SET PROBLEM A =
Render the records as a numbered list without blank lines, from the start of the records through the line containing "legend-row-south-american-indians: R = 0.058", both included.

TEXT SEGMENT =

The United States will be isolated within three years from this date if the blowhards from the woolly constituencies are not suppressed. You need a broncho buster in the Senate and a donkey muzzler in the House.
When a boycott is started by the countries south of the Union your enemies in Europe will begin to act. It is not a question of commerce but of common sense. I repeat what Lincoln said in 1862: "The times are dark and the spirits of ruin are abroad in all their power."
My message to Congress is: See that fifty thousand troops are stationed permanently near the District of Columbia.
My message to the Governors of New York, Pennsylvania and Illinois is: Get ready! The troops on the borders of Texas, New Mexico and Arizona are inadequate. The fortifications of the Panama and at San Diego and San Pedro are inadequate. You are in the same condition the French were in previous to 1789, when the motto was, "After us the Deluge." The Deluge came but it did not consist of water.
Our foes of the old Germany and the new Russia count on crippling the United States through South America, with the aid of Japan; but he who delivers the first blow will be the victor.
The Germans still believe they can eventually invade France, enter Paris and cause a revolution, found a new empire to include France, Belgium, Holland and Switzerland, with Italy later on. This dream includes a practical understanding with Soviet Russia, which, by that time, they expect would be weary of futile experiments. Plots will be exposed that will make it apparent how vain some of your optimistic surmises have been. Diplomats who are not psychologists will be balked by developments in Switzerland, that nation having become the rendezvous of disillusioned wire-pullers without a country.

SET PROBLEM B =
In the warning about threats to the United States, the message to Congress asks that how many troops be stationed permanently near the District of Columbia?

[Items from a dataset]
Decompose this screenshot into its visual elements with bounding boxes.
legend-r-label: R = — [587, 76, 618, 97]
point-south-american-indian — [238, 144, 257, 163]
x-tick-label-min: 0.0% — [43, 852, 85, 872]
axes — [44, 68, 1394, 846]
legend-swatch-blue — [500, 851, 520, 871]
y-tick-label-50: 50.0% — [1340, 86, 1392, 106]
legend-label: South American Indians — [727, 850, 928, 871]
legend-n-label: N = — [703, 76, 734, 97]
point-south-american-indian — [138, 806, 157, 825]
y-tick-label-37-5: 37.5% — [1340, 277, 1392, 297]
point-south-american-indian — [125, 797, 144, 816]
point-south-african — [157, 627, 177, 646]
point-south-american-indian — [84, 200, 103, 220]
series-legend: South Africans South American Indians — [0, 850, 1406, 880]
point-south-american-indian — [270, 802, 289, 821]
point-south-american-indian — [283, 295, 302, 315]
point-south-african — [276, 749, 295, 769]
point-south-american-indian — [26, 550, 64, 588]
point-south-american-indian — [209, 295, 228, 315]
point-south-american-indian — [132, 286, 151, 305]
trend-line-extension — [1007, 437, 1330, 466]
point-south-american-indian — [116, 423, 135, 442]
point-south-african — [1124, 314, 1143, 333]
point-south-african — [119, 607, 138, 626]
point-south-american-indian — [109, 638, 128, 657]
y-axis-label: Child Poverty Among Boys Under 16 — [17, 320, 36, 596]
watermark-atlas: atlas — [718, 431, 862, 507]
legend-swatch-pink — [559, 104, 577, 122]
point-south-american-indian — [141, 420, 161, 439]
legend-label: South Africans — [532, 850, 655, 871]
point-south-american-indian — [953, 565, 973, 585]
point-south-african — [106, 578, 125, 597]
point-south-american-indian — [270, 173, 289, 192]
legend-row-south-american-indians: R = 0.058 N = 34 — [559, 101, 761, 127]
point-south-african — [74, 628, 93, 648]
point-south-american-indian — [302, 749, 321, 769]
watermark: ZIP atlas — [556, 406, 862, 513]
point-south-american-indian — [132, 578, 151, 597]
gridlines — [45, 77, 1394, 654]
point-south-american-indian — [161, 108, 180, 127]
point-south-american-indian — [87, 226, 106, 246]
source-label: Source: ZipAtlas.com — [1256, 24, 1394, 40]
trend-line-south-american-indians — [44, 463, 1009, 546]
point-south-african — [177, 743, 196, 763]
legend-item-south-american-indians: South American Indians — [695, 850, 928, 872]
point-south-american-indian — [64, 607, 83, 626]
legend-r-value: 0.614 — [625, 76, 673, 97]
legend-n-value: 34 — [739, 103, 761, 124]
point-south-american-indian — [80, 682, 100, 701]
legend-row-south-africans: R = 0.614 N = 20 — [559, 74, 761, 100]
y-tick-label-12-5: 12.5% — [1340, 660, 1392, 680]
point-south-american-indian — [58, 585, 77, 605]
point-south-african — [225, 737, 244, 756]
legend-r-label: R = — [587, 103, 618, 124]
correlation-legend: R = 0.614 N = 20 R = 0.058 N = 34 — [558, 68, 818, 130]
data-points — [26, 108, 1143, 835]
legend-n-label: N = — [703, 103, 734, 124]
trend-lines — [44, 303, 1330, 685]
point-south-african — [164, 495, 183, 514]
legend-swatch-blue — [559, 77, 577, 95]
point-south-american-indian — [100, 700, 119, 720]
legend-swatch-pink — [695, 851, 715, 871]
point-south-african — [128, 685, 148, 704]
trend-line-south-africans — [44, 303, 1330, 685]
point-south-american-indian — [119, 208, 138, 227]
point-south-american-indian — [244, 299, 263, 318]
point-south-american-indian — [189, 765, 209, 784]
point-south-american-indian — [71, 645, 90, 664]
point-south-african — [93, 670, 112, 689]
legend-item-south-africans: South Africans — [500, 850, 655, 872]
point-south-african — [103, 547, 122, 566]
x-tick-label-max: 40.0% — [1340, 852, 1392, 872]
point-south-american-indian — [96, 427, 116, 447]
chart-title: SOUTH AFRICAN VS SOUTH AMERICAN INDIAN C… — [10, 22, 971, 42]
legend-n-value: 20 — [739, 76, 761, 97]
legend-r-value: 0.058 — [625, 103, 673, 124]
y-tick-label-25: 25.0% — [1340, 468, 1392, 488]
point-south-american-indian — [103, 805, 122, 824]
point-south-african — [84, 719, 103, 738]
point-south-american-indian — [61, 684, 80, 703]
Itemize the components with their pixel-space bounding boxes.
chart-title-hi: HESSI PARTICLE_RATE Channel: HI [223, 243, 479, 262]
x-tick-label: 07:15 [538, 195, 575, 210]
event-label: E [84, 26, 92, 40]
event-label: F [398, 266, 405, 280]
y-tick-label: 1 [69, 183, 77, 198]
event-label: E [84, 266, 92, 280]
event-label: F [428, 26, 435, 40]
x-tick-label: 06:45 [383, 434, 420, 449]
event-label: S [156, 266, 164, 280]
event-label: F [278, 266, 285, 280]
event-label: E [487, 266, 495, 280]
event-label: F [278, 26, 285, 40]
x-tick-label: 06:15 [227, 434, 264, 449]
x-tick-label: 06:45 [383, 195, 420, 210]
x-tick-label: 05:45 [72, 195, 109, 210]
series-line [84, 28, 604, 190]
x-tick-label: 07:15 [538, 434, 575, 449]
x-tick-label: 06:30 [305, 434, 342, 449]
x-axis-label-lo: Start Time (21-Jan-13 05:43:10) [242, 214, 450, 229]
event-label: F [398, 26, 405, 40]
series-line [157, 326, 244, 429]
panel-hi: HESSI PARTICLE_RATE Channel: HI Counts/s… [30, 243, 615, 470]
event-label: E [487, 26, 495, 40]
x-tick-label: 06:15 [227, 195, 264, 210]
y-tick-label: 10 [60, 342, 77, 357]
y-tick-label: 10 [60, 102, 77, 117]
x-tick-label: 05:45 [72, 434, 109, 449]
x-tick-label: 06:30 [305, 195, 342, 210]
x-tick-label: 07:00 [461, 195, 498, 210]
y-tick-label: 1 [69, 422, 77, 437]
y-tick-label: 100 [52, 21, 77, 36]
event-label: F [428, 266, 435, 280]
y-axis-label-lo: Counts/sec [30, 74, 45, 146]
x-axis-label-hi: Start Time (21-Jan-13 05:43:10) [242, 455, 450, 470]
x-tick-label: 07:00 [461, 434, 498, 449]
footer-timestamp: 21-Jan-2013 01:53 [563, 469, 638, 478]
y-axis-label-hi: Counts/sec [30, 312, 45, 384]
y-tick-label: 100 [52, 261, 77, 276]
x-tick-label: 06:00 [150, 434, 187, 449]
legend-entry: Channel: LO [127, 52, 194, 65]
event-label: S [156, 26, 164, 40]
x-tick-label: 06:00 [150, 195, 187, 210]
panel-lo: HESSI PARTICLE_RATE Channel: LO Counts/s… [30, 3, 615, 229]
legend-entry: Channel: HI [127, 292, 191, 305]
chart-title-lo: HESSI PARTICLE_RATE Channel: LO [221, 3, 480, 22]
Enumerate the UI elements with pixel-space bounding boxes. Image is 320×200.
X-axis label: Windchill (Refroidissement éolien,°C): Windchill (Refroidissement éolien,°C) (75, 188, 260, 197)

EXERCISE RESULT A =
1. Decompose this screenshot into its visual elements with bounding boxes.
2. legend-r-label: R = — [587, 76, 618, 97]
3. point-south-american-indian — [238, 144, 257, 163]
4. x-tick-label-min: 0.0% — [43, 852, 85, 872]
5. axes — [44, 68, 1394, 846]
6. legend-swatch-blue — [500, 851, 520, 871]
7. y-tick-label-50: 50.0% — [1340, 86, 1392, 106]
8. legend-label: South American Indians — [727, 850, 928, 871]
9. legend-n-label: N = — [703, 76, 734, 97]
10. point-south-american-indian — [138, 806, 157, 825]
11. y-tick-label-37-5: 37.5% — [1340, 277, 1392, 297]
12. point-south-american-indian — [125, 797, 144, 816]
13. point-south-african — [157, 627, 177, 646]
14. point-south-american-indian — [84, 200, 103, 220]
15. series-legend: South Africans South American Indians — [0, 850, 1406, 880]
16. point-south-american-indian — [270, 802, 289, 821]
17. point-south-american-indian — [283, 295, 302, 315]
18. point-south-african — [276, 749, 295, 769]
19. point-south-american-indian — [26, 550, 64, 588]
20. point-south-american-indian — [209, 295, 228, 315]
21. point-south-american-indian — [132, 286, 151, 305]
22. trend-line-extension — [1007, 437, 1330, 466]
23. point-south-american-indian — [116, 423, 135, 442]
24. point-south-african — [1124, 314, 1143, 333]
25. point-south-african — [119, 607, 138, 626]
26. point-south-american-indian — [109, 638, 128, 657]
27. y-axis-label: Child Poverty Among Boys Under 16 — [17, 320, 36, 596]
28. watermark-atlas: atlas — [718, 431, 862, 507]
29. legend-swatch-pink — [559, 104, 577, 122]
30. point-south-american-indian — [141, 420, 161, 439]
31. legend-label: South Africans — [532, 850, 655, 871]
32. point-south-american-indian — [953, 565, 973, 585]
33. point-south-african — [106, 578, 125, 597]
34. point-south-american-indian — [270, 173, 289, 192]
35. legend-row-south-american-indians: R = 0.058 N = 34 — [559, 101, 761, 127]

EXERCISE RESULT B =
Fifty thousand troops.